▸ **EXERCISE PROMPT**: Can you copy out the material below word for word, from its first line through the line containing "reflection — [430, 236, 723, 273]", with both of those lines included?

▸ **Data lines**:
────────────────────
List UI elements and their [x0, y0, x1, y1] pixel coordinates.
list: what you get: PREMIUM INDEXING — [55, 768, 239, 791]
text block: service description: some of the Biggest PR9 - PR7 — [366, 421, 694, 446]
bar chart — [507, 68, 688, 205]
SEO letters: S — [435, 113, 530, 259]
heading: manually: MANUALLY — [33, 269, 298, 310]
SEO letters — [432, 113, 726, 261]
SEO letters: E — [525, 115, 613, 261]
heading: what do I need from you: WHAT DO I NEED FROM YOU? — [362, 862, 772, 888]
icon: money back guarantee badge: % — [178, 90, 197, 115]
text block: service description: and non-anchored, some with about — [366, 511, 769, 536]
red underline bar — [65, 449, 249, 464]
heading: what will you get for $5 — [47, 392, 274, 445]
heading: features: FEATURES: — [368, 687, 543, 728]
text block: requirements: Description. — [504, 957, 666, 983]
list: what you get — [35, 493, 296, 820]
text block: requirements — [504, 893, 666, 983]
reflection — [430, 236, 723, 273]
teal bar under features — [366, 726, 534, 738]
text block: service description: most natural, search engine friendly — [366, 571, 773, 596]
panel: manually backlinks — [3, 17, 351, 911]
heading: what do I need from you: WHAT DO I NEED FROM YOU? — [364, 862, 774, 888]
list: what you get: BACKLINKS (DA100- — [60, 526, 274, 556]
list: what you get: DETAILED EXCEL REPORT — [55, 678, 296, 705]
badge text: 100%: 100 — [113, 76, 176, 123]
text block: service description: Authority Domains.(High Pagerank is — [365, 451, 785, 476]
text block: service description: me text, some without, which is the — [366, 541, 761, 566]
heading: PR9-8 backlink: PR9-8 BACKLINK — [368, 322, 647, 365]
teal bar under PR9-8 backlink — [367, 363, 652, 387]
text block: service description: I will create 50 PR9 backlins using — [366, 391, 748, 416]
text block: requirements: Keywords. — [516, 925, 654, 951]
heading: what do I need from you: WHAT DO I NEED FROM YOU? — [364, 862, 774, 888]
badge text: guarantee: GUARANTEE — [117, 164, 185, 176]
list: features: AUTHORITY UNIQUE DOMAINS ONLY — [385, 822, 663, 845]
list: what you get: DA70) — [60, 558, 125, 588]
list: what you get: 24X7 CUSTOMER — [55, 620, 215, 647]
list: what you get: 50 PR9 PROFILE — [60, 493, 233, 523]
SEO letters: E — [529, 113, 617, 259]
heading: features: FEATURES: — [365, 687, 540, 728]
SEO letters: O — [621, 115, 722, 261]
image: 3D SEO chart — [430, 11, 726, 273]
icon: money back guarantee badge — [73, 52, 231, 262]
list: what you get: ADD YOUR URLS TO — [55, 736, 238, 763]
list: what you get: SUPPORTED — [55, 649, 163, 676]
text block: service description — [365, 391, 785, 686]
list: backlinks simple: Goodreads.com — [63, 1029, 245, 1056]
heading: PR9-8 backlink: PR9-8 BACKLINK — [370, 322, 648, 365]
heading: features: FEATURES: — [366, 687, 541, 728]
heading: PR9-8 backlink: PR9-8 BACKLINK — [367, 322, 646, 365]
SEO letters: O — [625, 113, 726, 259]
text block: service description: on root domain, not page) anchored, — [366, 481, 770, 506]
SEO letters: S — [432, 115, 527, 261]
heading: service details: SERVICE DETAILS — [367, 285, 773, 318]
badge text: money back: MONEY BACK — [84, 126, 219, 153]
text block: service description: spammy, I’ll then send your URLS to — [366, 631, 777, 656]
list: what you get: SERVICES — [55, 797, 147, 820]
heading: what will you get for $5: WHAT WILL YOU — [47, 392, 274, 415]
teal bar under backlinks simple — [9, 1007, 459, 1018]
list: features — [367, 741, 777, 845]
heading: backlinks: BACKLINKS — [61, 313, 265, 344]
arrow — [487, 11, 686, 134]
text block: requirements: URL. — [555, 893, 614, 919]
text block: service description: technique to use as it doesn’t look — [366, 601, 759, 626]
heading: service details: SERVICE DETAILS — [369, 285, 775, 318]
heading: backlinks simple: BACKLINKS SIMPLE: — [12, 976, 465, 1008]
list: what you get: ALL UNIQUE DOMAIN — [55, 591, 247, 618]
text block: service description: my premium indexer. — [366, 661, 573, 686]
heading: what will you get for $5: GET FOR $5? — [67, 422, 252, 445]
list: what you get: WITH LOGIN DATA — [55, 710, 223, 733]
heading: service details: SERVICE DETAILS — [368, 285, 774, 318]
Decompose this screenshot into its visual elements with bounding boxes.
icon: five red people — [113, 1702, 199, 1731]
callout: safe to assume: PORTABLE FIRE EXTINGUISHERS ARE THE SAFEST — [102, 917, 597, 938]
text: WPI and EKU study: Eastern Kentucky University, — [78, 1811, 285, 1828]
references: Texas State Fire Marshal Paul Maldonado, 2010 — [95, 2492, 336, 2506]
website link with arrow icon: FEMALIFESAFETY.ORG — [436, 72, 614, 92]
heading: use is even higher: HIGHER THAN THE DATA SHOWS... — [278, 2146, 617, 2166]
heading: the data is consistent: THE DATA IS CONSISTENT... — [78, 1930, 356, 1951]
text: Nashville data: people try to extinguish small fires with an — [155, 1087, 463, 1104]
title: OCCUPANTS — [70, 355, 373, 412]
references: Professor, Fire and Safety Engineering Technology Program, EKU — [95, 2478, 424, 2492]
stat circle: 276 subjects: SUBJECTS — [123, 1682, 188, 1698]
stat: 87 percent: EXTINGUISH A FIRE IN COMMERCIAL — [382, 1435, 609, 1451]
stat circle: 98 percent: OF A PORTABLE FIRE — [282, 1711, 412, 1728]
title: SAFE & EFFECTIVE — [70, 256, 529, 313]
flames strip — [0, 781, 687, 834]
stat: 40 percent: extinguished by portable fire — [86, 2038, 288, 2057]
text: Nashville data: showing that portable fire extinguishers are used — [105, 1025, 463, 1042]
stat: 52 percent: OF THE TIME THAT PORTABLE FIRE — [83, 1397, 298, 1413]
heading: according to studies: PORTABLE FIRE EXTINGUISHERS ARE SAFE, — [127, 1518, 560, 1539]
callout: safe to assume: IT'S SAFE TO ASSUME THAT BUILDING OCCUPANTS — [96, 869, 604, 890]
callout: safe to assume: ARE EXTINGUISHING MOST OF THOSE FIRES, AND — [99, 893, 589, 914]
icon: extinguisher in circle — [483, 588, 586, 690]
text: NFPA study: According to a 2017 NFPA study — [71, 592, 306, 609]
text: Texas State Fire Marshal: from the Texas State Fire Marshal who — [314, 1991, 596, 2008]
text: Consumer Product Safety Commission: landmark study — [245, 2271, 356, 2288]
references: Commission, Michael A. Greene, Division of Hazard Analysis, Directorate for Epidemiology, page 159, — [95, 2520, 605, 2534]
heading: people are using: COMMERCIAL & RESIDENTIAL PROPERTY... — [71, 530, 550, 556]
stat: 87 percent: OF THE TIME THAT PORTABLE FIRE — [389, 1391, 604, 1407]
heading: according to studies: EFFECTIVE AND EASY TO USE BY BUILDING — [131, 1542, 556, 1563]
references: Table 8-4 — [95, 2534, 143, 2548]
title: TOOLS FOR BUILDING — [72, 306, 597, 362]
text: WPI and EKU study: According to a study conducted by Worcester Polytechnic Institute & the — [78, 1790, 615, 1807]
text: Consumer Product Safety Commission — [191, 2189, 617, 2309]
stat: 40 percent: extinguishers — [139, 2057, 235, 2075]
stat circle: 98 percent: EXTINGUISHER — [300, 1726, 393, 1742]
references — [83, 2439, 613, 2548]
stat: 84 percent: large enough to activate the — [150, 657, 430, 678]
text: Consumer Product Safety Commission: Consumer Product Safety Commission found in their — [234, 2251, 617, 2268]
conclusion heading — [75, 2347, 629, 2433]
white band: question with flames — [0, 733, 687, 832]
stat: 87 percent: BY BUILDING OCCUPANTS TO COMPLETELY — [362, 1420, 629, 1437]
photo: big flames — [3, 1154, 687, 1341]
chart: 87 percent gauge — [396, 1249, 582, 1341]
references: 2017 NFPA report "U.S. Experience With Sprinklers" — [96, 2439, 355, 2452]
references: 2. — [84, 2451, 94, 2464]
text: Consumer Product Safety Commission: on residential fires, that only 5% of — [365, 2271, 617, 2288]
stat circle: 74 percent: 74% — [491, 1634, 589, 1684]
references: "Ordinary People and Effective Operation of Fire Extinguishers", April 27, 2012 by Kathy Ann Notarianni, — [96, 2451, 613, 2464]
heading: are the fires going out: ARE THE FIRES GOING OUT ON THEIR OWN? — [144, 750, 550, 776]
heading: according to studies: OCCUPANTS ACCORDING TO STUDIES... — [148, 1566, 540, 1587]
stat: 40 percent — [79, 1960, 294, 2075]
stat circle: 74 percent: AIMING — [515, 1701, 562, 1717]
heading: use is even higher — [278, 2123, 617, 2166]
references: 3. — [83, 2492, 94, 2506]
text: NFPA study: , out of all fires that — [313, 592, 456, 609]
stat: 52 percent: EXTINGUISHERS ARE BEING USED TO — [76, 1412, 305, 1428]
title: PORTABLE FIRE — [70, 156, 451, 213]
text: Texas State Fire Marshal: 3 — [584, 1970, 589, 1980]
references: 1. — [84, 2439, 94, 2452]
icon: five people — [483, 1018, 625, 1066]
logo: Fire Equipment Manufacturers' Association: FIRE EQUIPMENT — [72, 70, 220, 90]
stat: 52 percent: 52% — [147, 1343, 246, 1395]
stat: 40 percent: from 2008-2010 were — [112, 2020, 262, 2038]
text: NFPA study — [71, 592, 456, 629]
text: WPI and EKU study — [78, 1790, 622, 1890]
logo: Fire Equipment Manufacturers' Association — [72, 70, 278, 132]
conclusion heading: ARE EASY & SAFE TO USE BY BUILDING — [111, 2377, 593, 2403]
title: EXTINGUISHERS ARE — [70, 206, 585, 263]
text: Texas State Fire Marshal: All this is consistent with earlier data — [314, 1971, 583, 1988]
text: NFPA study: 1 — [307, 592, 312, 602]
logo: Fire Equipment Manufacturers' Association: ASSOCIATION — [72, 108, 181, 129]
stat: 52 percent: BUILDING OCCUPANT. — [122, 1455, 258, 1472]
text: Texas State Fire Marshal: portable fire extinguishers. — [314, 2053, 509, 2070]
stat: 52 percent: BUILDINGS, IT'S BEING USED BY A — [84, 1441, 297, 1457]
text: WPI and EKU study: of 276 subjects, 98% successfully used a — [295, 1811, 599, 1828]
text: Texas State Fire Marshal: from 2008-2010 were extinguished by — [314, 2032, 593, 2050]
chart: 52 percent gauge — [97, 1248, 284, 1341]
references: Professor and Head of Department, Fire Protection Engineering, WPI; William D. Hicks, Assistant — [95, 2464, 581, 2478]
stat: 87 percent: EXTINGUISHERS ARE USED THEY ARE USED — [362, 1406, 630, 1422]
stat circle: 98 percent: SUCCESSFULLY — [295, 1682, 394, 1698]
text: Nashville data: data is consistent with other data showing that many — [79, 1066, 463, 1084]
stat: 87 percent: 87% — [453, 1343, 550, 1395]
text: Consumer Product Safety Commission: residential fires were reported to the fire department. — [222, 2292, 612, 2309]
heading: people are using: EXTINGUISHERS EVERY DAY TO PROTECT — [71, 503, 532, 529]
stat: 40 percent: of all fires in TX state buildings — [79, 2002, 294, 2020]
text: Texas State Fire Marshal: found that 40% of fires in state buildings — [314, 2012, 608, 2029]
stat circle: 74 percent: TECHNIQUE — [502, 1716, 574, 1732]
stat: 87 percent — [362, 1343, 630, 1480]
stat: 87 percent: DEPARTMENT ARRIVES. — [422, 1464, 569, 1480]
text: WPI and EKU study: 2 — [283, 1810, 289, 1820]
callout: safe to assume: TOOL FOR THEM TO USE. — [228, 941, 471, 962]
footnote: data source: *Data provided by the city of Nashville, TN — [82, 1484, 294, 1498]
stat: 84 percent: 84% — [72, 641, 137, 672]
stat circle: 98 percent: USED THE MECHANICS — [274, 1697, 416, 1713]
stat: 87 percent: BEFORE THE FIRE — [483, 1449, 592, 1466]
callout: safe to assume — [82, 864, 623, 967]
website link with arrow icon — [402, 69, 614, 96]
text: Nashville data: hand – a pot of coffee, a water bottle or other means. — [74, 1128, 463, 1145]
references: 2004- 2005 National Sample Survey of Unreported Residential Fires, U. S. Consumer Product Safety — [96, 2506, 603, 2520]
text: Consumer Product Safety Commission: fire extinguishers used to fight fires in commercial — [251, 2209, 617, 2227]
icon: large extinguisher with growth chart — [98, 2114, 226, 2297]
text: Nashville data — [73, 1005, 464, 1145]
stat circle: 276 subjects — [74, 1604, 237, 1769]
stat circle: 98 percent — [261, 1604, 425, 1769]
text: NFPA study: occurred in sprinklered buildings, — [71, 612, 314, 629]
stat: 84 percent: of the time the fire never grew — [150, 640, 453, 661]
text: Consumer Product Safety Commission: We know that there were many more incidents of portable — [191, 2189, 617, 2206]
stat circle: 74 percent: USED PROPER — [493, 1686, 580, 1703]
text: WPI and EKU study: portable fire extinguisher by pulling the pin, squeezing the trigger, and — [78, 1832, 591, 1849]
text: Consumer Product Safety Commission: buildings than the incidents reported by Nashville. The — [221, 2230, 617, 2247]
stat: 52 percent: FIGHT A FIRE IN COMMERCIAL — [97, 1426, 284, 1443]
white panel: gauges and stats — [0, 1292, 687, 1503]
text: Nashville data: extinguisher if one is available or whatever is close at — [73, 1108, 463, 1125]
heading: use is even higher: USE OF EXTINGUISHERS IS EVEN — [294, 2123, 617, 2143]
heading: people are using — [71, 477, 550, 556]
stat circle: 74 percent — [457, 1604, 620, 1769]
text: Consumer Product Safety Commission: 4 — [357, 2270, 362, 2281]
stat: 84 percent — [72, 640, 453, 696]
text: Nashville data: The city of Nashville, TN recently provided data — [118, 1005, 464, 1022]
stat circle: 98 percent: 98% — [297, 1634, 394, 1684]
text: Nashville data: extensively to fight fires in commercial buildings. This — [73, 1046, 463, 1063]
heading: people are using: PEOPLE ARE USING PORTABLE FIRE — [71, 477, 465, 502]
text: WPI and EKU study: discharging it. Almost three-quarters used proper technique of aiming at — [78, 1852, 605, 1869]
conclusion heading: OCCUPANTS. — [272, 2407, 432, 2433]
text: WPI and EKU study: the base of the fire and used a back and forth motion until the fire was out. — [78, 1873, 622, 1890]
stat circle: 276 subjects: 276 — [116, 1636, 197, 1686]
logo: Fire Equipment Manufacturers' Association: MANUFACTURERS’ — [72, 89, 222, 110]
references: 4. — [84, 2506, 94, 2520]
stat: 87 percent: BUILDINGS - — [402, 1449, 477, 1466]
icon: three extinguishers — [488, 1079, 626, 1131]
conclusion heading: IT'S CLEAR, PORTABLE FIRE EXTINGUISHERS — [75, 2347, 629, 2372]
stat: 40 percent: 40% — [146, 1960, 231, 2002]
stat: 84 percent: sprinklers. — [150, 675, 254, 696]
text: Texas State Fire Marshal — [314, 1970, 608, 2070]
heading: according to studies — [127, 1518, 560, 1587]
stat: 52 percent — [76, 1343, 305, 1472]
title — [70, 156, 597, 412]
────────────────────
▸ **OUTPUT FOR THIS TASK**:
List UI elements and their [x0, y0, x1, y1] pixel coordinates.
list: what you get: PREMIUM INDEXING — [55, 768, 239, 791]
text block: service description: some of the Biggest PR9 - PR7 — [366, 421, 694, 446]
bar chart — [507, 68, 688, 205]
SEO letters: S — [435, 113, 530, 259]
heading: manually: MANUALLY — [33, 269, 298, 310]
SEO letters — [432, 113, 726, 261]
SEO letters: E — [525, 115, 613, 261]
heading: what do I need from you: WHAT DO I NEED FROM YOU? — [362, 862, 772, 888]
icon: money back guarantee badge: % — [178, 90, 197, 115]
text block: service description: and non-anchored, some with about — [366, 511, 769, 536]
red underline bar — [65, 449, 249, 464]
heading: what will you get for $5 — [47, 392, 274, 445]
heading: features: FEATURES: — [368, 687, 543, 728]
text block: requirements: Description. — [504, 957, 666, 983]
list: what you get — [35, 493, 296, 820]
text block: requirements — [504, 893, 666, 983]
reflection — [430, 236, 723, 273]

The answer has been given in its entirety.